* [Information given]
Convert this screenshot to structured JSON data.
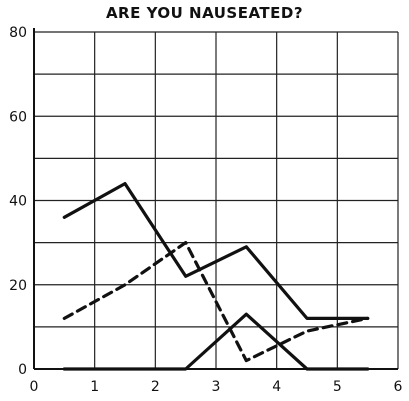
{
  "chart_data": {
    "type": "line",
    "title": "ARE YOU NAUSEATED?",
    "xlabel": "",
    "ylabel": "",
    "xlim": [
      0,
      6
    ],
    "ylim": [
      0,
      80
    ],
    "x_ticks": [
      "0",
      "1",
      "2",
      "3",
      "4",
      "5",
      "6"
    ],
    "y_ticks": [
      "0",
      "20",
      "40",
      "60",
      "80"
    ],
    "grid": true,
    "legend": "none",
    "series": [
      {
        "style": "solid",
        "color": "#111111",
        "x": [
          0.5,
          1.5,
          2.5,
          3.5,
          4.5,
          5.5
        ],
        "y": [
          36,
          44,
          22,
          29,
          12,
          12
        ]
      },
      {
        "style": "dashed",
        "color": "#111111",
        "x": [
          0.5,
          1.5,
          2.5,
          3.5,
          4.5,
          5.5
        ],
        "y": [
          12,
          20,
          30,
          2,
          9,
          12
        ]
      },
      {
        "style": "solid",
        "color": "#111111",
        "x": [
          0.5,
          1.5,
          2.5,
          3.5,
          4.5,
          5.5
        ],
        "y": [
          0,
          0,
          0,
          13,
          0,
          0
        ]
      }
    ]
  }
}
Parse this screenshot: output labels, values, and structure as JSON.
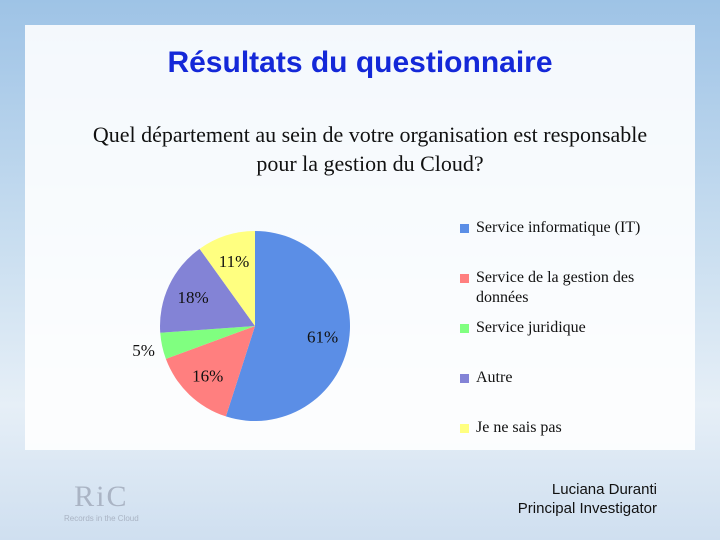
{
  "chart_data": {
    "type": "pie",
    "title": "Résultats du questionnaire",
    "subtitle": "Quel département au sein de votre organisation est responsable pour la gestion du Cloud?",
    "categories": [
      "Service informatique (IT)",
      "Service de la gestion des données",
      "Service juridique",
      "Autre",
      "Je ne sais pas"
    ],
    "values": [
      61,
      16,
      5,
      18,
      11
    ],
    "value_labels": [
      "61%",
      "16%",
      "5%",
      "18%",
      "11%"
    ],
    "colors": [
      "#5b8ee6",
      "#ff7f7f",
      "#80ff80",
      "#8383d6",
      "#ffff80"
    ]
  },
  "footer": {
    "name": "Luciana Duranti",
    "role": "Principal Investigator"
  },
  "logo": {
    "text": "RiC",
    "subtitle": "Records in the Cloud"
  }
}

* [What the task asks]
Reproduce the data word for word, excluding its pictures.

* [Output below]
Convert this screenshot to structured JSON data.
{
  "chart_data": {
    "type": "line",
    "title": "ARE YOU NAUSEATED?",
    "xlabel": "",
    "ylabel": "",
    "xlim": [
      0,
      6
    ],
    "ylim": [
      0,
      80
    ],
    "x_ticks": [
      "0",
      "1",
      "2",
      "3",
      "4",
      "5",
      "6"
    ],
    "y_ticks": [
      "0",
      "20",
      "40",
      "60",
      "80"
    ],
    "grid": true,
    "legend": "none",
    "series": [
      {
        "style": "solid",
        "color": "#111111",
        "x": [
          0.5,
          1.5,
          2.5,
          3.5,
          4.5,
          5.5
        ],
        "y": [
          36,
          44,
          22,
          29,
          12,
          12
        ]
      },
      {
        "style": "dashed",
        "color": "#111111",
        "x": [
          0.5,
          1.5,
          2.5,
          3.5,
          4.5,
          5.5
        ],
        "y": [
          12,
          20,
          30,
          2,
          9,
          12
        ]
      },
      {
        "style": "solid",
        "color": "#111111",
        "x": [
          0.5,
          1.5,
          2.5,
          3.5,
          4.5,
          5.5
        ],
        "y": [
          0,
          0,
          0,
          13,
          0,
          0
        ]
      }
    ]
  }
}
Parse this screenshot: output labels, values, and structure as JSON.
{
  "chart_data": {
    "type": "pie",
    "title": "Résultats du questionnaire",
    "subtitle": "Quel département au sein de votre organisation est responsable pour la gestion du Cloud?",
    "categories": [
      "Service informatique (IT)",
      "Service de la gestion des données",
      "Service juridique",
      "Autre",
      "Je ne sais pas"
    ],
    "values": [
      61,
      16,
      5,
      18,
      11
    ],
    "value_labels": [
      "61%",
      "16%",
      "5%",
      "18%",
      "11%"
    ],
    "colors": [
      "#5b8ee6",
      "#ff7f7f",
      "#80ff80",
      "#8383d6",
      "#ffff80"
    ]
  },
  "footer": {
    "name": "Luciana Duranti",
    "role": "Principal Investigator"
  },
  "logo": {
    "text": "RiC",
    "subtitle": "Records in the Cloud"
  }
}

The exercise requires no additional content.